[Data records]
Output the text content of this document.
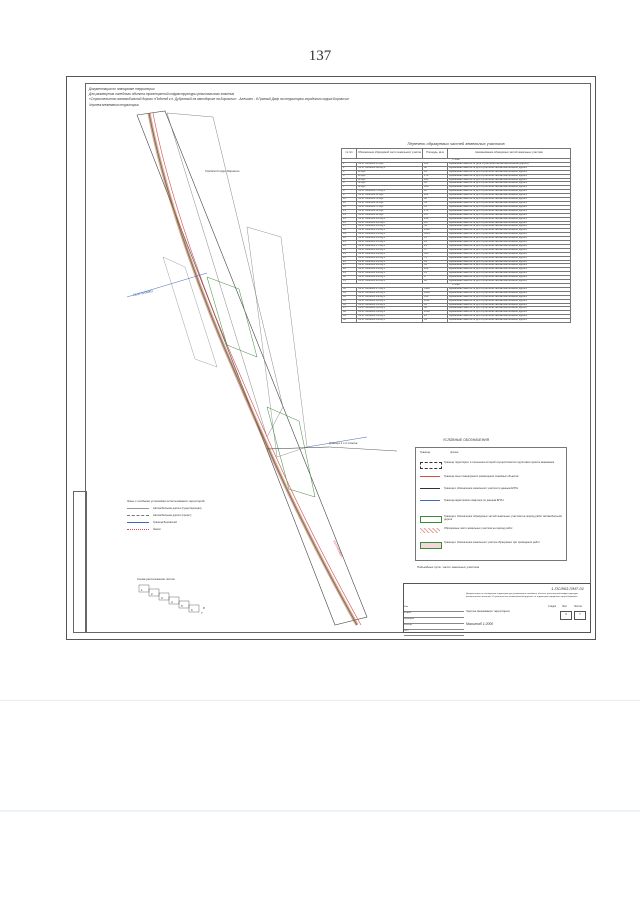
137
Документация по планировке территории
Для размещения линейного объекта транспортной инфраструктуры регионального значения
«Строительство автомобильной дороги «Подъезд к п. Дубровный на автодороге на Боровичи» - Алешино - д.Грязный Двор на территории городского округа Боровичи»
Чертеж межевания территории
Городской округ Боровичи
53:37:0209001
Граница 1 и 2 этапов
53:37:0208001
Перечень образуемых частей земельных участков
№ п/п	Обозначение образуемой части земельного участка	Площадь, кв.м	Наименование образуемых частей земельных участков
1 этап			
1	53:37:0209001:1/чзу1	184	Временная занятость (для строительства автомобильной дороги)
2	53:37:0209001:82/чзу1	48	Временная занятость для строительства автомобильной дороги
3	2/чзу1	34	Временная занятость для строительства автомобильной дороги
4	3/чзу1	170	Временная занятость для строительства автомобильной дороги
5	4/чзу1	295	Временная занятость для строительства автомобильной дороги
6	5/чзу1	96	Временная занятость для строительства автомобильной дороги
7	6/чзу1	168	Временная занятость для строительства автомобильной дороги
8	53:37:0208001:76/чзу1	18	Временная занятость для строительства автомобильной дороги
9	53:37:0208001:4/чзу1	110	Временная занятость для строительства автомобильной дороги
10	53:37:0208001:5/чзу1	92	Временная занятость для строительства автомобильной дороги
11	53:37:0208001:6/чзу1	54	Временная занятость для строительства автомобильной дороги
12	53:37:0208001:7/чзу1	31	Временная занятость для строительства автомобильной дороги
13	53:37:0208001:8/чзу1	173	Временная занятость для строительства автомобильной дороги
14	53:37:0208001:9/чзу1	127	Временная занятость для строительства автомобильной дороги
15	53:37:0208001:10/чзу1	210	Временная занятость для строительства автомобильной дороги
16	53:37:0208001:11/чзу1	107	Временная занятость для строительства автомобильной дороги
17	53:37:0208001:12/чзу1	59	Временная занятость для строительства автомобильной дороги
18	53:37:0208001:13/чзу1	2113	Временная занятость для строительства автомобильной дороги
19	53:37:0208001:14/чзу1	6261	Временная занятость для строительства автомобильной дороги
20	53:37:0208001:15/чзу1	35	Временная занятость для строительства автомобильной дороги
21	53:37:0208001:16/чзу1	63	Временная занятость для строительства автомобильной дороги
22	53:37:0208001:17/чзу1	21	Временная занятость для строительства автомобильной дороги
23	53:37:0208001:18/чзу1	57	Временная занятость для строительства автомобильной дороги
24	53:37:0208001:19/чзу1	323	Временная занятость для строительства автомобильной дороги
25	53:37:0208001:20/чзу1	71	Временная занятость для строительства автомобильной дороги
26	53:37:0208001:21/чзу1	44	Временная занятость для строительства автомобильной дороги
27	53:37:0208001:22/чзу1	83	Временная занятость для строительства автомобильной дороги
28	53:37:0208001:23/чзу1	226	Временная занятость для строительства автомобильной дороги
29	53:37:0208001:24/чзу1	13	Временная занятость для строительства автомобильной дороги
30	53:37:0208001:25/чзу1	6	Временная занятость для строительства автомобильной дороги
31	53:37:0208001:26/чзу1	98	Временная занятость для строительства автомобильной дороги
2 этап			
32	53:37:0209001:27/чзу1	3340	Временная занятость для строительства автомобильной дороги
33	53:37:0209001:28/чзу1	1060	Временная занятость для строительства автомобильной дороги
34	53:37:0209001:29/чзу1	313	Временная занятость для строительства автомобильной дороги
35	53:37:0209001:30/чзу1	1151	Временная занятость для строительства автомобильной дороги
36	53:37:0209001:31/чзу1	44	Временная занятость для строительства автомобильной дороги
37	53:37:0209001:32/чзу1	38	Временная занятость для строительства автомобильной дороги
38	53:37:0209001:33/чзу1	1202	Временная занятость для строительства автомобильной дороги
39	53:37:0209001:34/чзу1	25	Временная занятость для строительства автомобильной дороги
40	53:37:0209001:35/чзу1	81	Временная занятость для строительства автомобильной дороги
УСЛОВНЫЕ ОБОЗНАЧЕНИЯ
Граница	прочие
Граница территории, в отношении которой осуществляется подготовка проекта межевания
Граница зоны планируемого размещения линейных объектов
Граница и обозначение земельного участка по данным ЕГРН
Граница кадастрового квартала по данным ЕГРН
Граница и обозначение образуемых частей земельных участков на период работ автомобильной дороги
Образуемые части земельных участков на период работ
Граница и обозначение земельного участка образуемых при проведении работ
Подъездные пути, части земельных участков
Зоны с особыми условиями использования территорий
Автомобильная дорога (существующая)
Автомобильная дорога (проект)
Граница Боровичей
Земли
Схема расположения листов
1
2
3
4
5
6
7
8
1-ПС/863-ПМТ-01
Документация по планировке территории для размещения линейного объекта транспортной инфраструктуры регионального значения «Строительство автомобильной дороги» на территории городского округа Боровичи
Чертеж межевания территории
Масштаб 1:2000
Изм.
Разраб.
Проверил
Н.контр.
ГИП
Стадия Лист	Листов
3	7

Given request
Copy out each line that contains the word "период".

Written answer
Граница и обозначение образуемых частей земельных участков на период работ автомобильной дороги
Образуемые части земельных участков на период работ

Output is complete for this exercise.